- Goal of the exercise:
Of the lines below, how many hold the string "JSON"? Give only the number.

Start

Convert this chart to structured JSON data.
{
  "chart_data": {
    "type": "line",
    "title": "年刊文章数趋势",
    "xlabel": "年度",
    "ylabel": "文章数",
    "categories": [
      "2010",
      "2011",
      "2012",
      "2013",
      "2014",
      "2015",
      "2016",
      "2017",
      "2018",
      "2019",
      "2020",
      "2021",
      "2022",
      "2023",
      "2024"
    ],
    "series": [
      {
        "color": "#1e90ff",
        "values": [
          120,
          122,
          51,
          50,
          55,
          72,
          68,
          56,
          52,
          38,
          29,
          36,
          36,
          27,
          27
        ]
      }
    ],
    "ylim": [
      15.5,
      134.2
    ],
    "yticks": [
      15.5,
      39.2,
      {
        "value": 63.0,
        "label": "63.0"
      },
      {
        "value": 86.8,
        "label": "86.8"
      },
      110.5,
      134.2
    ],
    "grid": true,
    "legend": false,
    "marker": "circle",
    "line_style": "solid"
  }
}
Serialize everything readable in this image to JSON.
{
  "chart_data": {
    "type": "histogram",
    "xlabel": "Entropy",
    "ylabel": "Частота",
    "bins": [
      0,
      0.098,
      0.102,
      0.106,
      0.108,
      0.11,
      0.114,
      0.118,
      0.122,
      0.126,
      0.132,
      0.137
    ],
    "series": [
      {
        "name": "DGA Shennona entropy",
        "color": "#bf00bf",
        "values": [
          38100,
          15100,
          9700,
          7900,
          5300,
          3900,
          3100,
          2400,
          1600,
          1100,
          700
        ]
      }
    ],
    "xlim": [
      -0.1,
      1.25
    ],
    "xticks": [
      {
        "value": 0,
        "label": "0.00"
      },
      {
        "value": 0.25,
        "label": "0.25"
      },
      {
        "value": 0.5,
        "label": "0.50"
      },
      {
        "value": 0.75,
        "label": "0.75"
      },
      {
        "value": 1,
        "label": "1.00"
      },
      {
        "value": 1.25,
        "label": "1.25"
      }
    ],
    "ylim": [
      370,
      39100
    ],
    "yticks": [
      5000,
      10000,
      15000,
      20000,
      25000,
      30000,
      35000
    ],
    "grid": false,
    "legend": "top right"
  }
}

End

- Solution:
2